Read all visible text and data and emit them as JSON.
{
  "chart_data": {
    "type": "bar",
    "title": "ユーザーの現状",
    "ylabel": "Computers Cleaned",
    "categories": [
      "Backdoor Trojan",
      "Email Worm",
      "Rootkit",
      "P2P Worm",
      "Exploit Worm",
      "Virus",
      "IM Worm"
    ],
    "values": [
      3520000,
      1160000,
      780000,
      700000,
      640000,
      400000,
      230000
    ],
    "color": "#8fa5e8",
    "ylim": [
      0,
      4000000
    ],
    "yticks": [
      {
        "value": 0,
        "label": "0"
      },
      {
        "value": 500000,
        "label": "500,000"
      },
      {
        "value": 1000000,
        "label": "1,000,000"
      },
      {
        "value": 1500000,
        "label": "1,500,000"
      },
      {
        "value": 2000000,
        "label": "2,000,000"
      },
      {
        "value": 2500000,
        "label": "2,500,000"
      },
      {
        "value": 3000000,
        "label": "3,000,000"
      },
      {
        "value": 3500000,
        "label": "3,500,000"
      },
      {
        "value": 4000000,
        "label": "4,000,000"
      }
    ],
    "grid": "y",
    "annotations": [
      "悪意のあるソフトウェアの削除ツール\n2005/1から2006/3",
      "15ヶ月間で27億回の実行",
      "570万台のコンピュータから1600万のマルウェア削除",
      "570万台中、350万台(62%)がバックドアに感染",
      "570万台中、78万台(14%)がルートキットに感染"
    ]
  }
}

■ ■ ■ ■ ■

Scan the data above for the string "Worm" and copy each line where it appears.

      "Email Worm",
      "P2P Worm",
      "Exploit Worm",
      "IM Worm"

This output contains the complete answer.